— START The data —
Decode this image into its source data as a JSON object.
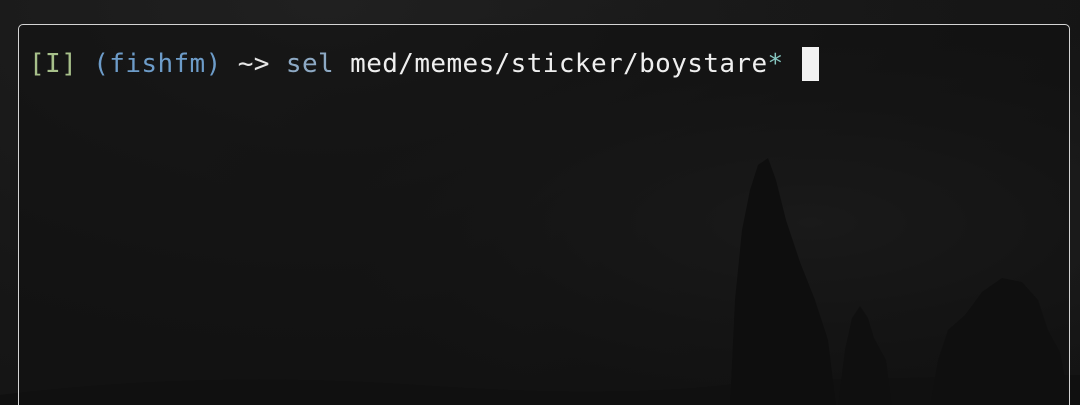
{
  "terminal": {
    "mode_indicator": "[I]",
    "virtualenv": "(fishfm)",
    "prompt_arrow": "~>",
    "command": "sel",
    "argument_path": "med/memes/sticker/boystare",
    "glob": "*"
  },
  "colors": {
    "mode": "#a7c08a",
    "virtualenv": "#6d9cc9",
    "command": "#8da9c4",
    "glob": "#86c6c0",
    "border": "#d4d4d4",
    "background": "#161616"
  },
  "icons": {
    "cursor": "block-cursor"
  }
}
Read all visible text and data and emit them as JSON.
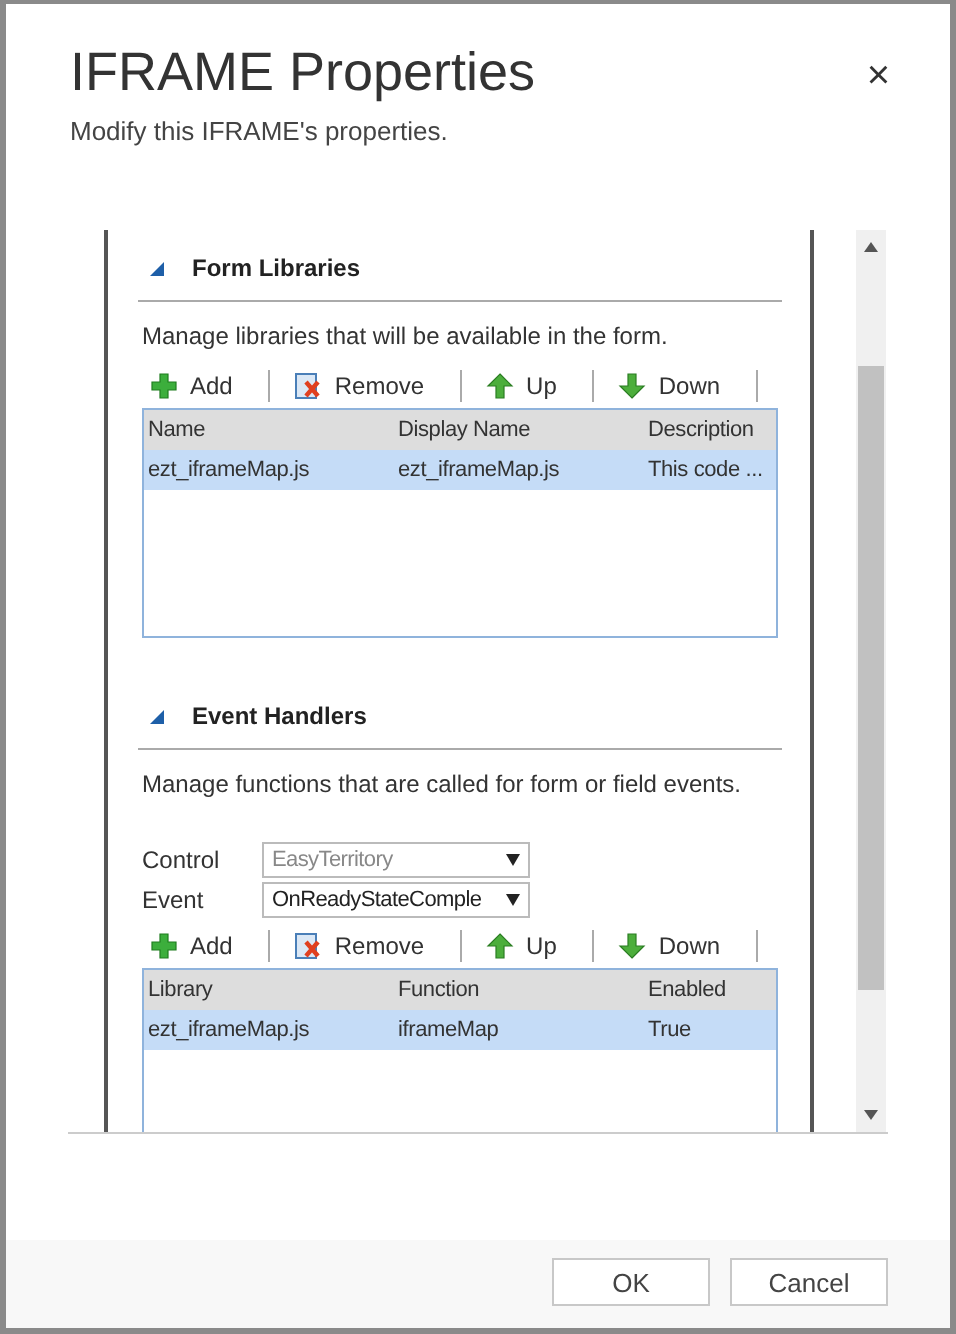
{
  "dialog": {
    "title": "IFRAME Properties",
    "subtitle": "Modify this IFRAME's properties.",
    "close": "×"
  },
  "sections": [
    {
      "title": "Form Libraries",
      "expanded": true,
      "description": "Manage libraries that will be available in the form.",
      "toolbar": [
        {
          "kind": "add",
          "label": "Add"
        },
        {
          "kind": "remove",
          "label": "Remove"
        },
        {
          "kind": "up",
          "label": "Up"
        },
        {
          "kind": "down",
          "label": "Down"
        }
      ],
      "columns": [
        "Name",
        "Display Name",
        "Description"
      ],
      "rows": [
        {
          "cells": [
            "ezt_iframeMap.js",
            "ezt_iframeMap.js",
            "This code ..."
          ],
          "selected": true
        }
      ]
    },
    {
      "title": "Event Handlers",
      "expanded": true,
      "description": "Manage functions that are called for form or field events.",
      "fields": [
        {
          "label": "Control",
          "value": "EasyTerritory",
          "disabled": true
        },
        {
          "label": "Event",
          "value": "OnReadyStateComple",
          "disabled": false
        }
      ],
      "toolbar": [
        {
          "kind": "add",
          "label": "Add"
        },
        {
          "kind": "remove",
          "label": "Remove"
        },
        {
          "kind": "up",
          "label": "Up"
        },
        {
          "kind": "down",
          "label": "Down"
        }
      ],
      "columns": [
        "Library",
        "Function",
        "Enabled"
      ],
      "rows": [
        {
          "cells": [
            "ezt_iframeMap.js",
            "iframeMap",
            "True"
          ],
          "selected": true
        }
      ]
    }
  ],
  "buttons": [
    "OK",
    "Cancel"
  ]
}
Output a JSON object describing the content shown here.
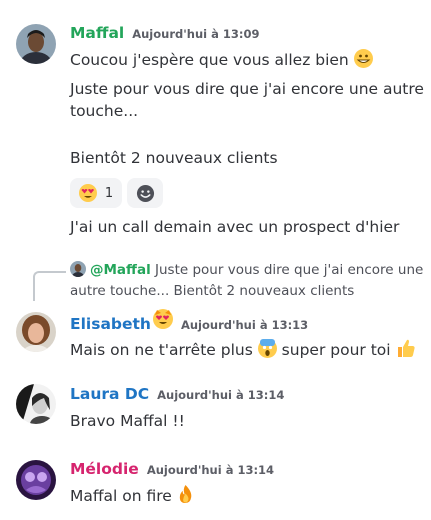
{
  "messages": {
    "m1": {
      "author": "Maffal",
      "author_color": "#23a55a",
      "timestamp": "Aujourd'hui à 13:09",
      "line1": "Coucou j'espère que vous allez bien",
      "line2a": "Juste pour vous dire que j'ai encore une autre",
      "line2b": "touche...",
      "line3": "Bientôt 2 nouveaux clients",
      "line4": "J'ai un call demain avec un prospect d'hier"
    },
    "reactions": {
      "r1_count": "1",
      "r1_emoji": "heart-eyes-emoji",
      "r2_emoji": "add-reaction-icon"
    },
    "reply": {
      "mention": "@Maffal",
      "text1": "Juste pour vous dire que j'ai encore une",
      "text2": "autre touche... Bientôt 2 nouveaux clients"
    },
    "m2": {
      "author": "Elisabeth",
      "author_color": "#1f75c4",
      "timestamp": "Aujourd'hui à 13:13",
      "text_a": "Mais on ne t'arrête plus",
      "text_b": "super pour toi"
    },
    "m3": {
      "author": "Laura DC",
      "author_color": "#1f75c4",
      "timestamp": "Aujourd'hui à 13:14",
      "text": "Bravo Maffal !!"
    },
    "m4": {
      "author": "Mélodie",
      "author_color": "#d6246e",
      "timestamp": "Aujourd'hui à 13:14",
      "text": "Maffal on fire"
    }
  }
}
— END The data —
### Task to carry out
Do not copy the pictures, but repeat every line exactly.

### Result below
Decode this image into its source data as a JSON object.
{
  "terminal": {
    "mode_indicator": "[I]",
    "virtualenv": "(fishfm)",
    "prompt_arrow": "~>",
    "command": "sel",
    "argument_path": "med/memes/sticker/boystare",
    "glob": "*"
  },
  "colors": {
    "mode": "#a7c08a",
    "virtualenv": "#6d9cc9",
    "command": "#8da9c4",
    "glob": "#86c6c0",
    "border": "#d4d4d4",
    "background": "#161616"
  },
  "icons": {
    "cursor": "block-cursor"
  }
}
Read all visible text and data and emit them as JSON.
{
  "dialog": {
    "title": "IFRAME Properties",
    "subtitle": "Modify this IFRAME's properties.",
    "close": "×"
  },
  "sections": [
    {
      "title": "Form Libraries",
      "expanded": true,
      "description": "Manage libraries that will be available in the form.",
      "toolbar": [
        {
          "kind": "add",
          "label": "Add"
        },
        {
          "kind": "remove",
          "label": "Remove"
        },
        {
          "kind": "up",
          "label": "Up"
        },
        {
          "kind": "down",
          "label": "Down"
        }
      ],
      "columns": [
        "Name",
        "Display Name",
        "Description"
      ],
      "rows": [
        {
          "cells": [
            "ezt_iframeMap.js",
            "ezt_iframeMap.js",
            "This code ..."
          ],
          "selected": true
        }
      ]
    },
    {
      "title": "Event Handlers",
      "expanded": true,
      "description": "Manage functions that are called for form or field events.",
      "fields": [
        {
          "label": "Control",
          "value": "EasyTerritory",
          "disabled": true
        },
        {
          "label": "Event",
          "value": "OnReadyStateComple",
          "disabled": false
        }
      ],
      "toolbar": [
        {
          "kind": "add",
          "label": "Add"
        },
        {
          "kind": "remove",
          "label": "Remove"
        },
        {
          "kind": "up",
          "label": "Up"
        },
        {
          "kind": "down",
          "label": "Down"
        }
      ],
      "columns": [
        "Library",
        "Function",
        "Enabled"
      ],
      "rows": [
        {
          "cells": [
            "ezt_iframeMap.js",
            "iframeMap",
            "True"
          ],
          "selected": true
        }
      ]
    }
  ],
  "buttons": [
    "OK",
    "Cancel"
  ]
}
Output a JSON object describing the content shown here.
{
  "messages": {
    "m1": {
      "author": "Maffal",
      "author_color": "#23a55a",
      "timestamp": "Aujourd'hui à 13:09",
      "line1": "Coucou j'espère que vous allez bien",
      "line2a": "Juste pour vous dire que j'ai encore une autre",
      "line2b": "touche...",
      "line3": "Bientôt 2 nouveaux clients",
      "line4": "J'ai un call demain avec un prospect d'hier"
    },
    "reactions": {
      "r1_count": "1",
      "r1_emoji": "heart-eyes-emoji",
      "r2_emoji": "add-reaction-icon"
    },
    "reply": {
      "mention": "@Maffal",
      "text1": "Juste pour vous dire que j'ai encore une",
      "text2": "autre touche... Bientôt 2 nouveaux clients"
    },
    "m2": {
      "author": "Elisabeth",
      "author_color": "#1f75c4",
      "timestamp": "Aujourd'hui à 13:13",
      "text_a": "Mais on ne t'arrête plus",
      "text_b": "super pour toi"
    },
    "m3": {
      "author": "Laura DC",
      "author_color": "#1f75c4",
      "timestamp": "Aujourd'hui à 13:14",
      "text": "Bravo Maffal !!"
    },
    "m4": {
      "author": "Mélodie",
      "author_color": "#d6246e",
      "timestamp": "Aujourd'hui à 13:14",
      "text": "Maffal on fire"
    }
  }
}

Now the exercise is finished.